→ INPUT DATA
%%

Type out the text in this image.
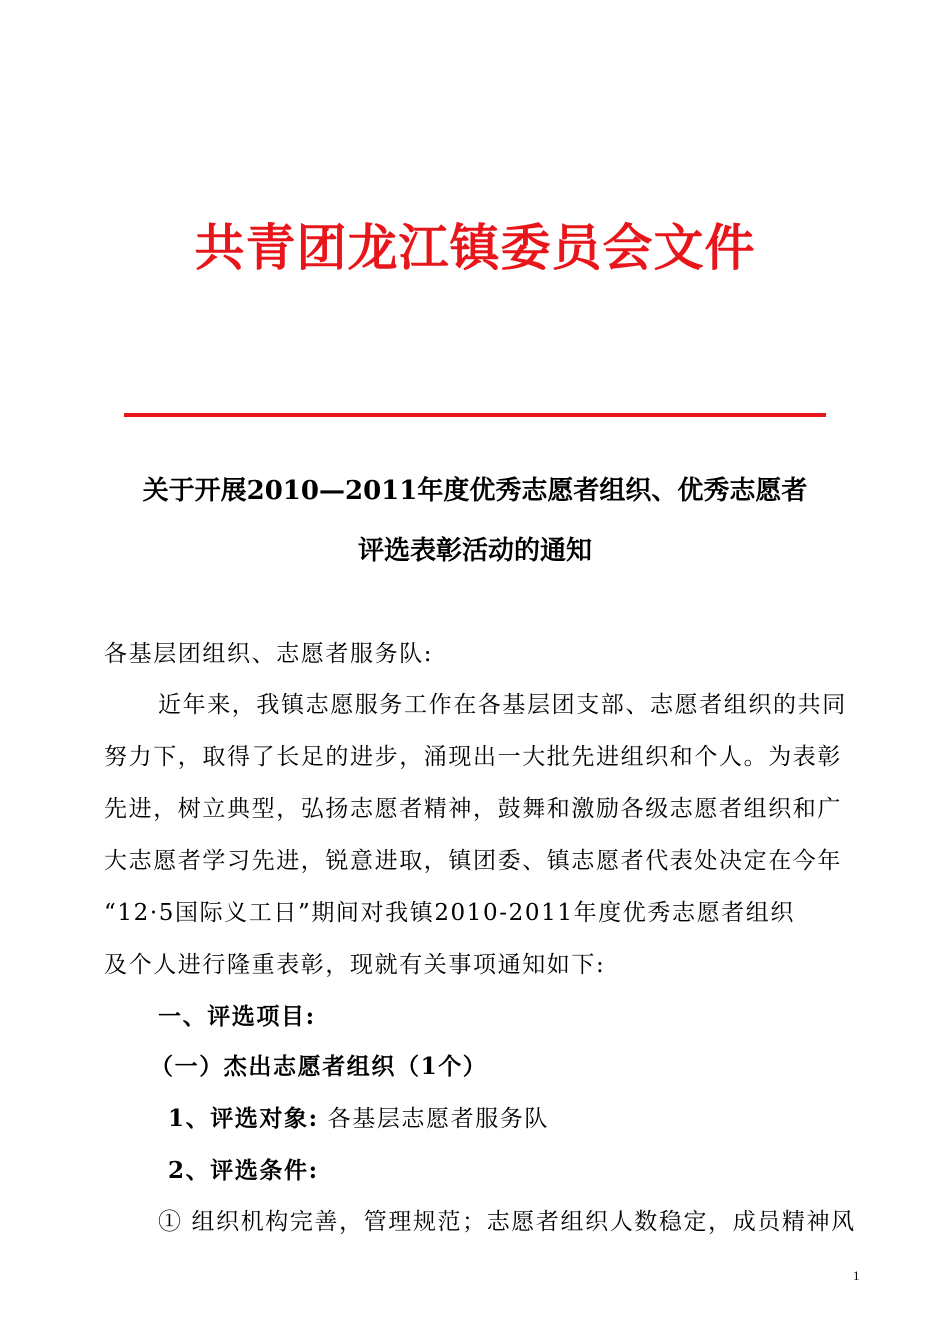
共青团龙江镇委员会文件
关于开展2010—2011年度优秀志愿者组织、优秀志愿者
评选表彰活动的通知
各基层团组织、志愿者服务队:
近年来，我镇志愿服务工作在各基层团支部、志愿者组织的共同
努力下，取得了长足的进步，涌现出一大批先进组织和个人。为表彰
先进，树立典型，弘扬志愿者精神，鼓舞和激励各级志愿者组织和广
大志愿者学习先进，锐意进取，镇团委、镇志愿者代表处决定在今年
“12·5国际义工日”期间对我镇2010-2011年度优秀志愿者组织
及个人进行隆重表彰，现就有关事项通知如下:
一、评选项目:
（一）杰出志愿者组织（1个）
1、评选对象: 各基层志愿者服务队
2、评选条件:
① 组织机构完善，管理规范；志愿者组织人数稳定，成员精神风
1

%%

→ EXERCISE DETAILS
Reproduce the full listing above verbatim, with no pictures included.

→ ANSWER FOR THIS EXERCISE
Type out the text in this image.
共青团龙江镇委员会文件
关于开展2010—2011年度优秀志愿者组织、优秀志愿者
评选表彰活动的通知
各基层团组织、志愿者服务队:
近年来，我镇志愿服务工作在各基层团支部、志愿者组织的共同
努力下，取得了长足的进步，涌现出一大批先进组织和个人。为表彰
先进，树立典型，弘扬志愿者精神，鼓舞和激励各级志愿者组织和广
大志愿者学习先进，锐意进取，镇团委、镇志愿者代表处决定在今年
“12·5国际义工日”期间对我镇2010-2011年度优秀志愿者组织
及个人进行隆重表彰，现就有关事项通知如下:
一、评选项目:
（一）杰出志愿者组织（1个）
1、评选对象: 各基层志愿者服务队
2、评选条件:
① 组织机构完善，管理规范；志愿者组织人数稳定，成员精神风
1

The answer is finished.